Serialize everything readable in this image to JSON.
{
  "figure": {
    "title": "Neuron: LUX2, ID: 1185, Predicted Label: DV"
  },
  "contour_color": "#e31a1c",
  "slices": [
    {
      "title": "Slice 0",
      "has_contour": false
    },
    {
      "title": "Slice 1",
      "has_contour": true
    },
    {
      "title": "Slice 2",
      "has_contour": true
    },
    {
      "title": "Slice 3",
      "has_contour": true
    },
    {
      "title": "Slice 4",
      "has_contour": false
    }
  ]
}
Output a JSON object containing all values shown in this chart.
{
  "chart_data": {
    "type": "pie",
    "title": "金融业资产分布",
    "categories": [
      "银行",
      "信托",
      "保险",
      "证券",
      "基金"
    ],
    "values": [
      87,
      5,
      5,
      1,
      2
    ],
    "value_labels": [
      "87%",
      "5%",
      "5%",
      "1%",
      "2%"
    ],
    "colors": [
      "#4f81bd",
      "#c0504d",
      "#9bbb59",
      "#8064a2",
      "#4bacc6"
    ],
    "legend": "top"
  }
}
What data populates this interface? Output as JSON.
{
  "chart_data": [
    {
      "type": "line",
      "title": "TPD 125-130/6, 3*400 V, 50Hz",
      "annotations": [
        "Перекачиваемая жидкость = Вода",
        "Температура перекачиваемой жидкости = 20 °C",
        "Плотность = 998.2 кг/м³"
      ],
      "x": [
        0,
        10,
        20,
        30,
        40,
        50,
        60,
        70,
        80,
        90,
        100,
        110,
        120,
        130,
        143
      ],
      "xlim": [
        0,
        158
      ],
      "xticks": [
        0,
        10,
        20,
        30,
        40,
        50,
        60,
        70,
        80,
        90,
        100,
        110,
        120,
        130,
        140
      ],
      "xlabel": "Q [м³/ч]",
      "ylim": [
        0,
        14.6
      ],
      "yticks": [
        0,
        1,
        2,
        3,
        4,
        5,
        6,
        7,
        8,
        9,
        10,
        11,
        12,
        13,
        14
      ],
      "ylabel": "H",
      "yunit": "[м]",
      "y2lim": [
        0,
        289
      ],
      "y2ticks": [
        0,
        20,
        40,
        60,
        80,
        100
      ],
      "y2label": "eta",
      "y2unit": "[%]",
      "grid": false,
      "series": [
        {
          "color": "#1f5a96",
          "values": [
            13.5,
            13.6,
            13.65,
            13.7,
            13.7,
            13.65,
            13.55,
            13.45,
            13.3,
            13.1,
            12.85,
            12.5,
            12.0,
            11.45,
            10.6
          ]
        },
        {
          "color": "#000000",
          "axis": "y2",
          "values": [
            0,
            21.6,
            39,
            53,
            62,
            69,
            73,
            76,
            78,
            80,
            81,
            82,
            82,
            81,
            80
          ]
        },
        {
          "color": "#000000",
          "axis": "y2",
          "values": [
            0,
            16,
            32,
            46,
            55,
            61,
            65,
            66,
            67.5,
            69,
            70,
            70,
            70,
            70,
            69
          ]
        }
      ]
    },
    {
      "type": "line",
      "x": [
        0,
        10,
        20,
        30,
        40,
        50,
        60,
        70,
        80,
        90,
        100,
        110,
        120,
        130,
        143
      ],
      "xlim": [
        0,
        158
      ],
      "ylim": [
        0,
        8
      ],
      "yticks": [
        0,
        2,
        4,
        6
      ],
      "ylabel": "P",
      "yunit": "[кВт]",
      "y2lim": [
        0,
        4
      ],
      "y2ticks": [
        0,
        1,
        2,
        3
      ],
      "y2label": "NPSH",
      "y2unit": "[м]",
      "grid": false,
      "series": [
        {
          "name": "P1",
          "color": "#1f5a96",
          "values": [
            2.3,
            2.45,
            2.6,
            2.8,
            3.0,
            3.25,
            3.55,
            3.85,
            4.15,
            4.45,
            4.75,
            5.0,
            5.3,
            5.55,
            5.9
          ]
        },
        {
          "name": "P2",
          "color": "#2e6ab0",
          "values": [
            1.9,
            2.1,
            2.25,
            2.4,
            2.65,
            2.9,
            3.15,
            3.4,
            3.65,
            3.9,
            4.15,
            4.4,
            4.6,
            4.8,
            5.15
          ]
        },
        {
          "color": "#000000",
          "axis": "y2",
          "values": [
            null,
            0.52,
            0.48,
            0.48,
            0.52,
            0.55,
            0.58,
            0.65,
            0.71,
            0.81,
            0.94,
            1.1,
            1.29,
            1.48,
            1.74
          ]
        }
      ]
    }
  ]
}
---+---
§ **Written instruction**: All of the entries should be written out again exactly.

§ **Task response**:
Serialize everything readable in this image to JSON.
{
  "figure": {
    "title": "Neuron: LUX2, ID: 1185, Predicted Label: DV"
  },
  "contour_color": "#e31a1c",
  "slices": [
    {
      "title": "Slice 0",
      "has_contour": false
    },
    {
      "title": "Slice 1",
      "has_contour": true
    },
    {
      "title": "Slice 2",
      "has_contour": true
    },
    {
      "title": "Slice 3",
      "has_contour": true
    },
    {
      "title": "Slice 4",
      "has_contour": false
    }
  ]
}
Output a JSON object containing all values shown in this chart.
{
  "chart_data": {
    "type": "pie",
    "title": "金融业资产分布",
    "categories": [
      "银行",
      "信托",
      "保险",
      "证券",
      "基金"
    ],
    "values": [
      87,
      5,
      5,
      1,
      2
    ],
    "value_labels": [
      "87%",
      "5%",
      "5%",
      "1%",
      "2%"
    ],
    "colors": [
      "#4f81bd",
      "#c0504d",
      "#9bbb59",
      "#8064a2",
      "#4bacc6"
    ],
    "legend": "top"
  }
}
What data populates this interface? Output as JSON.
{
  "chart_data": [
    {
      "type": "line",
      "title": "TPD 125-130/6, 3*400 V, 50Hz",
      "annotations": [
        "Перекачиваемая жидкость = Вода",
        "Температура перекачиваемой жидкости = 20 °C",
        "Плотность = 998.2 кг/м³"
      ],
      "x": [
        0,
        10,
        20,
        30,
        40,
        50,
        60,
        70,
        80,
        90,
        100,
        110,
        120,
        130,
        143
      ],
      "xlim": [
        0,
        158
      ],
      "xticks": [
        0,
        10,
        20,
        30,
        40,
        50,
        60,
        70,
        80,
        90,
        100,
        110,
        120,
        130,
        140
      ],
      "xlabel": "Q [м³/ч]",
      "ylim": [
        0,
        14.6
      ],
      "yticks": [
        0,
        1,
        2,
        3,
        4,
        5,
        6,
        7,
        8,
        9,
        10,
        11,
        12,
        13,
        14
      ],
      "ylabel": "H",
      "yunit": "[м]",
      "y2lim": [
        0,
        289
      ],
      "y2ticks": [
        0,
        20,
        40,
        60,
        80,
        100
      ],
      "y2label": "eta",
      "y2unit": "[%]",
      "grid": false,
      "series": [
        {
          "color": "#1f5a96",
          "values": [
            13.5,
            13.6,
            13.65,
            13.7,
            13.7,
            13.65,
            13.55,
            13.45,
            13.3,
            13.1,
            12.85,
            12.5,
            12.0,
            11.45,
            10.6
          ]
        },
        {
          "color": "#000000",
          "axis": "y2",
          "values": [
            0,
            21.6,
            39,
            53,
            62,
            69,
            73,
            76,
            78,
            80,
            81,
            82,
            82,
            81,
            80
          ]
        },
        {
          "color": "#000000",
          "axis": "y2",
          "values": [
            0,
            16,
            32,
            46,
            55,
            61,
            65,
            66,
            67.5,
            69,
            70,
            70,
            70,
            70,
            69
          ]
        }
      ]
    },
    {
      "type": "line",
      "x": [
        0,
        10,
        20,
        30,
        40,
        50,
        60,
        70,
        80,
        90,
        100,
        110,
        120,
        130,
        143
      ],
      "xlim": [
        0,
        158
      ],
      "ylim": [
        0,
        8
      ],
      "yticks": [
        0,
        2,
        4,
        6
      ],
      "ylabel": "P",
      "yunit": "[кВт]",
      "y2lim": [
        0,
        4
      ],
      "y2ticks": [
        0,
        1,
        2,
        3
      ],
      "y2label": "NPSH",
      "y2unit": "[м]",
      "grid": false,
      "series": [
        {
          "name": "P1",
          "color": "#1f5a96",
          "values": [
            2.3,
            2.45,
            2.6,
            2.8,
            3.0,
            3.25,
            3.55,
            3.85,
            4.15,
            4.45,
            4.75,
            5.0,
            5.3,
            5.55,
            5.9
          ]
        },
        {
          "name": "P2",
          "color": "#2e6ab0",
          "values": [
            1.9,
            2.1,
            2.25,
            2.4,
            2.65,
            2.9,
            3.15,
            3.4,
            3.65,
            3.9,
            4.15,
            4.4,
            4.6,
            4.8,
            5.15
          ]
        },
        {
          "color": "#000000",
          "axis": "y2",
          "values": [
            null,
            0.52,
            0.48,
            0.48,
            0.52,
            0.55,
            0.58,
            0.65,
            0.71,
            0.81,
            0.94,
            1.1,
            1.29,
            1.48,
            1.74
          ]
        }
      ]
    }
  ]
}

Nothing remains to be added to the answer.